▶ Data supplied
==================================================

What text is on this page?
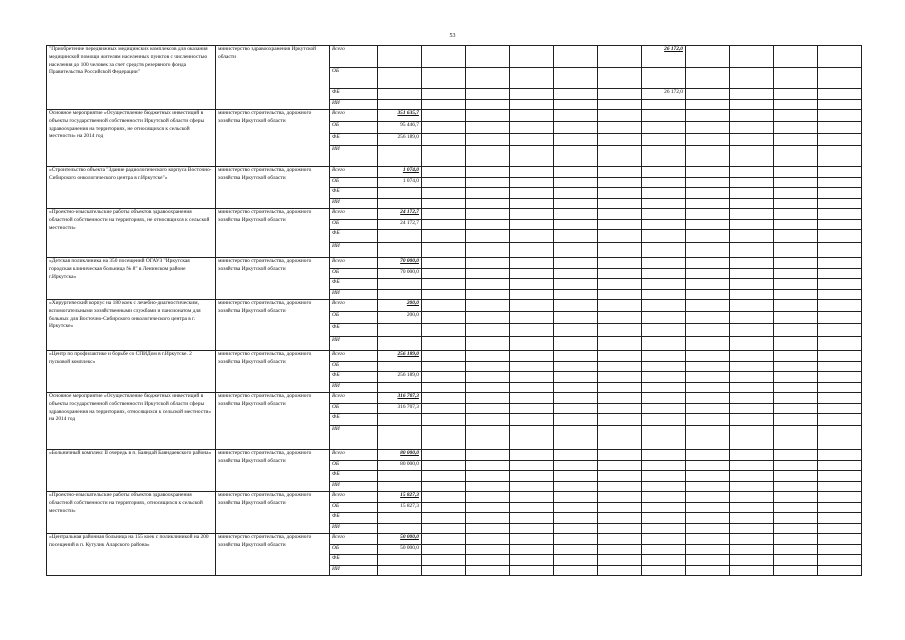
53
"Приобретение передвижных медицинских комплексов для оказания медицинской помощи жителям населенных пунктов с численностью населения до 100 человек за счет средств резервного фонда Правительства Российской Федерации"	министерство здравоохранения Иркутской области	Всего							26 172,0				
		ОБ											
		ФБ							26 172,0				
		ИИ											
Основное мероприятие «Осуществление бюджетных инвестиций в объекты государственной собственности Иркутской области сферы здравоохранения на территориях, не относящихся к сельской местности» на 2014 год	министерство строительства, дорожного хозяйства Иркутской области	Всего	351 635,7										
		ОБ	95 446,7										
		ФБ	256 189,0										
		ИИ											
«Строительство объекта "Здание радиологического корпуса Восточно-Сибирского онкологического центра в г.Иркутске"»	министерство строительства, дорожного хозяйства Иркутской области	Всего	1 074,0										
		ОБ	1 074,0										
		ФБ											
		ИИ											
«Проектно-изыскательские работы объектов здравоохранения областной собственности на территориях, не относящихся к сельской местности»	министерство строительства, дорожного хозяйства Иркутской области	Всего	24 172,7										
		ОБ	24 172,7										
		ФБ											
		ИИ											
«Детская поликлиника на 350 посещений ОГАУЗ "Иркутская городская клиническая больница № 8" в Ленинском районе г.Иркутска»	министерство строительства, дорожного хозяйства Иркутской области	Всего	70 000,0										
		ОБ	70 000,0										
		ФБ											
		ИИ											
«Хирургический корпус на 180 коек с лечебно-диагностическим, вспомогательными хозяйственными службами и пансионатом для больных для Восточно-Сибирского онкологического центра в г. Иркутске»	министерство строительства, дорожного хозяйства Иркутской области	Всего	200,0										
		ОБ	200,0										
		ФБ											
		ИИ											
«Центр по профилактике и борьбе со СПИДом в г.Иркутске. 2 пусковой комплекс»	министерство строительства, дорожного хозяйства Иркутской области	Всего	256 189,0										
		ОБ											
		ФБ	256 189,0										
		ИИ											
Основное мероприятие «Осуществление бюджетных инвестиций в объекты государственной собственности Иркутской области сферы здравоохранения на территориях, относящихся к сельской местности» на 2014 год	министерство строительства, дорожного хозяйства Иркутской области	Всего	316 707,3										
		ОБ	316 707,3										
		ФБ											
		ИИ											
«Больничный комплекс II очередь в п. Баяндай Баяндаевского района»	министерство строительства, дорожного хозяйства Иркутской области	Всего	80 000,0										
		ОБ	80 000,0										
		ФБ											
		ИИ											
«Проектно-изыскательские работы объектов здравоохранения областной собственности на территориях, относящихся к сельской местности»	министерство строительства, дорожного хозяйства Иркутской области	Всего	15 827,3										
		ОБ	15 827,3										
		ФБ											
		ИИ											
«Центральная районная больница на 155 коек с поликлиникой на 200 посещений в п. Кутулик Аларского района»	министерство строительства, дорожного хозяйства Иркутской области	Всего	50 000,0										
		ОБ	50 000,0										
		ФБ											
		ИИ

==================================================

▶ What needs to be done
Provide only the count of lines in the data above that include the string "изыскательские".

▶ Task response
2